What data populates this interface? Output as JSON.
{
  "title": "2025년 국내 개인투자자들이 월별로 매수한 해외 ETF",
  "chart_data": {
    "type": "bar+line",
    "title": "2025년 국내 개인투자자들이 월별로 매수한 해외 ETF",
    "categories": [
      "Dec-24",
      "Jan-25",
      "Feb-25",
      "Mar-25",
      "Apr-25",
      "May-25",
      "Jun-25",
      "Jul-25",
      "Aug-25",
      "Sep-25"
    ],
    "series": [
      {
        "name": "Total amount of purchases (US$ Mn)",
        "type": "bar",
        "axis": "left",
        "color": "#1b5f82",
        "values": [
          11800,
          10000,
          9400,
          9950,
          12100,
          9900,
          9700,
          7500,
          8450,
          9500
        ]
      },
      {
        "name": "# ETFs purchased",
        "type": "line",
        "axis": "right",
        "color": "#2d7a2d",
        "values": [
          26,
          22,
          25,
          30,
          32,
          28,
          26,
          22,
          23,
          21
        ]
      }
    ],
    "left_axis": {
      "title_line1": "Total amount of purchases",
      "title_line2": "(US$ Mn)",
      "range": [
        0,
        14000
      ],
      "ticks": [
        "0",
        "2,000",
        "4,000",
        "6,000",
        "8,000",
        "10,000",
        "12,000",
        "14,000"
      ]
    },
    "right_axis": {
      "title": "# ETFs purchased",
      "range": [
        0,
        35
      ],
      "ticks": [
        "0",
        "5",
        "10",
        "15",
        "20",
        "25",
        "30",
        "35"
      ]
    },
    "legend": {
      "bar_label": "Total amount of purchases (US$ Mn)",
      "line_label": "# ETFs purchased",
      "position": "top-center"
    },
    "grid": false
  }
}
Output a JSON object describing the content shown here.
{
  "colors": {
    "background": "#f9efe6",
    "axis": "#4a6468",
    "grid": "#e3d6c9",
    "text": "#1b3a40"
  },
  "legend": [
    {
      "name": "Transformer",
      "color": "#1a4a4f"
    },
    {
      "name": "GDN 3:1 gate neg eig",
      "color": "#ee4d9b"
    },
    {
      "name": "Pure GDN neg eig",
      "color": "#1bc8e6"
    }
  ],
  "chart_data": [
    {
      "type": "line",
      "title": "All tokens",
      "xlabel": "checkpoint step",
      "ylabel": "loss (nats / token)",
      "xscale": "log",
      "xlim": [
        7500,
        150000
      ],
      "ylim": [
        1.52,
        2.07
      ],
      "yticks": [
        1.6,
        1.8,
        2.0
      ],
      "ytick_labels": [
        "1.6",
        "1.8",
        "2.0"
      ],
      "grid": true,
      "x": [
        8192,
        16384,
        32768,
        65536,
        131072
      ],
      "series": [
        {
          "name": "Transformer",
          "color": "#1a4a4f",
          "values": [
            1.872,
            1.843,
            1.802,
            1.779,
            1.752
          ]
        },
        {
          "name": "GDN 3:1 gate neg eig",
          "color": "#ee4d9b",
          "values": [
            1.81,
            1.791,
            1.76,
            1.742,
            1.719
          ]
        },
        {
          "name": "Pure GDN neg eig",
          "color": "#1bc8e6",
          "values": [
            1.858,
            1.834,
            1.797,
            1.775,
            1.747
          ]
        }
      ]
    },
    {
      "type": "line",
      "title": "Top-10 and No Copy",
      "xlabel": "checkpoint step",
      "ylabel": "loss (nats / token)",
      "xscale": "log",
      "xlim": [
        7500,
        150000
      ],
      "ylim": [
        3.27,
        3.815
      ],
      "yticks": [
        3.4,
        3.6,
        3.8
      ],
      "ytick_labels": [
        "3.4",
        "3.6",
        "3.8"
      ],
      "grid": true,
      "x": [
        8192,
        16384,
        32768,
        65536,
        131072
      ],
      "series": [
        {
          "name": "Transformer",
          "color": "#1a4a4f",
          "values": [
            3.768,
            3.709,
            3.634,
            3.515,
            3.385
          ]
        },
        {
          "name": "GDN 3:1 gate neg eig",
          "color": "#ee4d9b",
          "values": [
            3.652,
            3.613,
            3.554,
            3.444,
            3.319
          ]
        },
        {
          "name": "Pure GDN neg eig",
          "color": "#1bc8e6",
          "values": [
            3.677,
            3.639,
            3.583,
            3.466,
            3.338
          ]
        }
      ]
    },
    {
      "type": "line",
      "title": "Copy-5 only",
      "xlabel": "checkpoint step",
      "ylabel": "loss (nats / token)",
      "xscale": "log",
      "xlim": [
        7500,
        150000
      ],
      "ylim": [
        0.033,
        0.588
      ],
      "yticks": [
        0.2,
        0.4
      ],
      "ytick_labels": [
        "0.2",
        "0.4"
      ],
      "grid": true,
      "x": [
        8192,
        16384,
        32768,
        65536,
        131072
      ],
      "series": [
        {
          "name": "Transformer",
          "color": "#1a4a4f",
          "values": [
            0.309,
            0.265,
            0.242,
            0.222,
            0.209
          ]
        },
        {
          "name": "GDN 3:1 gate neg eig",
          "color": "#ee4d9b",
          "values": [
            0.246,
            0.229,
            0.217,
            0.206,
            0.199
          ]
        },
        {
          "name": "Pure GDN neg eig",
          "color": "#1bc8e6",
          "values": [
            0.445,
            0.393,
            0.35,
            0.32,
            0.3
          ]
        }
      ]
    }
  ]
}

* **WHAT IS NEEDED**:
Extract lines where the string "ETFs" occurs.

* **PROBLEM SOLUTION**:
        "name": "# ETFs purchased",
      "title": "# ETFs purchased",
      "line_label": "# ETFs purchased",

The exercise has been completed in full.